[EXCERPTED DATA]
◆ ◆ ◆ ◆ ◆ ◆ ◆

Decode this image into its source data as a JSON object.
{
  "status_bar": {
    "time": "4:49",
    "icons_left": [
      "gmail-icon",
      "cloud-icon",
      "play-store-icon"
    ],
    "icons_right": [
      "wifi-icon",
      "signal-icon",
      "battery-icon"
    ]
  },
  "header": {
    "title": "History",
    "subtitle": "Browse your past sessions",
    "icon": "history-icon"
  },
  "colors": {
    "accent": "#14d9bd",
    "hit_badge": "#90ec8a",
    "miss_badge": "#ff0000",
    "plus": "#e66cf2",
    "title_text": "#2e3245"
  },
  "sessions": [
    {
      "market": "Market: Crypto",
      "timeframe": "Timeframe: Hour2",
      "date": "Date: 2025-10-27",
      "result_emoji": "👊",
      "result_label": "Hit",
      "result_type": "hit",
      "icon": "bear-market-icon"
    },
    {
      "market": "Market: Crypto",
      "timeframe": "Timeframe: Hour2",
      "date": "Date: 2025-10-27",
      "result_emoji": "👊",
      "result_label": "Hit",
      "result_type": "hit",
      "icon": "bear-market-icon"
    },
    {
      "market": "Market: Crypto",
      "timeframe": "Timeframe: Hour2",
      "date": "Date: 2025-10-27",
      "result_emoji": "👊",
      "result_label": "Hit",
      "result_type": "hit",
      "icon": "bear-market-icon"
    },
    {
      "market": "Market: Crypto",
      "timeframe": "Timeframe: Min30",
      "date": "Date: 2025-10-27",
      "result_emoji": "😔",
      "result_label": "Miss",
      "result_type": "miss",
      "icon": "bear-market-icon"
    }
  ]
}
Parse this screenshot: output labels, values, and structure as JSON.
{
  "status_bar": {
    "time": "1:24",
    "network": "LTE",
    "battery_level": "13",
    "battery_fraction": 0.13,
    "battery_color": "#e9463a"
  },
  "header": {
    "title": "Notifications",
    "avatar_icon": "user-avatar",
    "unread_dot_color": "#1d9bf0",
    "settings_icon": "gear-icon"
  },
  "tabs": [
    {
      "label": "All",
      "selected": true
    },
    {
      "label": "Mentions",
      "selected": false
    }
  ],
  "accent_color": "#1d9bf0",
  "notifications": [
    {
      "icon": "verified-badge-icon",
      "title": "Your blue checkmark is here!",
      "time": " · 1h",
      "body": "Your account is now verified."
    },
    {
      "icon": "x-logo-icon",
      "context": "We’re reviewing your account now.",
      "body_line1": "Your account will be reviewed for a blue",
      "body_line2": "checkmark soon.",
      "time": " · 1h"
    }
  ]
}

◆ ◆ ◆ ◆ ◆ ◆ ◆

Each line in the material above must be retyped without alteration.

Decode this image into its source data as a JSON object.
{
  "status_bar": {
    "time": "4:49",
    "icons_left": [
      "gmail-icon",
      "cloud-icon",
      "play-store-icon"
    ],
    "icons_right": [
      "wifi-icon",
      "signal-icon",
      "battery-icon"
    ]
  },
  "header": {
    "title": "History",
    "subtitle": "Browse your past sessions",
    "icon": "history-icon"
  },
  "colors": {
    "accent": "#14d9bd",
    "hit_badge": "#90ec8a",
    "miss_badge": "#ff0000",
    "plus": "#e66cf2",
    "title_text": "#2e3245"
  },
  "sessions": [
    {
      "market": "Market: Crypto",
      "timeframe": "Timeframe: Hour2",
      "date": "Date: 2025-10-27",
      "result_emoji": "👊",
      "result_label": "Hit",
      "result_type": "hit",
      "icon": "bear-market-icon"
    },
    {
      "market": "Market: Crypto",
      "timeframe": "Timeframe: Hour2",
      "date": "Date: 2025-10-27",
      "result_emoji": "👊",
      "result_label": "Hit",
      "result_type": "hit",
      "icon": "bear-market-icon"
    },
    {
      "market": "Market: Crypto",
      "timeframe": "Timeframe: Hour2",
      "date": "Date: 2025-10-27",
      "result_emoji": "👊",
      "result_label": "Hit",
      "result_type": "hit",
      "icon": "bear-market-icon"
    },
    {
      "market": "Market: Crypto",
      "timeframe": "Timeframe: Min30",
      "date": "Date: 2025-10-27",
      "result_emoji": "😔",
      "result_label": "Miss",
      "result_type": "miss",
      "icon": "bear-market-icon"
    }
  ]
}
Parse this screenshot: output labels, values, and structure as JSON.
{
  "status_bar": {
    "time": "1:24",
    "network": "LTE",
    "battery_level": "13",
    "battery_fraction": 0.13,
    "battery_color": "#e9463a"
  },
  "header": {
    "title": "Notifications",
    "avatar_icon": "user-avatar",
    "unread_dot_color": "#1d9bf0",
    "settings_icon": "gear-icon"
  },
  "tabs": [
    {
      "label": "All",
      "selected": true
    },
    {
      "label": "Mentions",
      "selected": false
    }
  ],
  "accent_color": "#1d9bf0",
  "notifications": [
    {
      "icon": "verified-badge-icon",
      "title": "Your blue checkmark is here!",
      "time": " · 1h",
      "body": "Your account is now verified."
    },
    {
      "icon": "x-logo-icon",
      "context": "We’re reviewing your account now.",
      "body_line1": "Your account will be reviewed for a blue",
      "body_line2": "checkmark soon.",
      "time": " · 1h"
    }
  ]
}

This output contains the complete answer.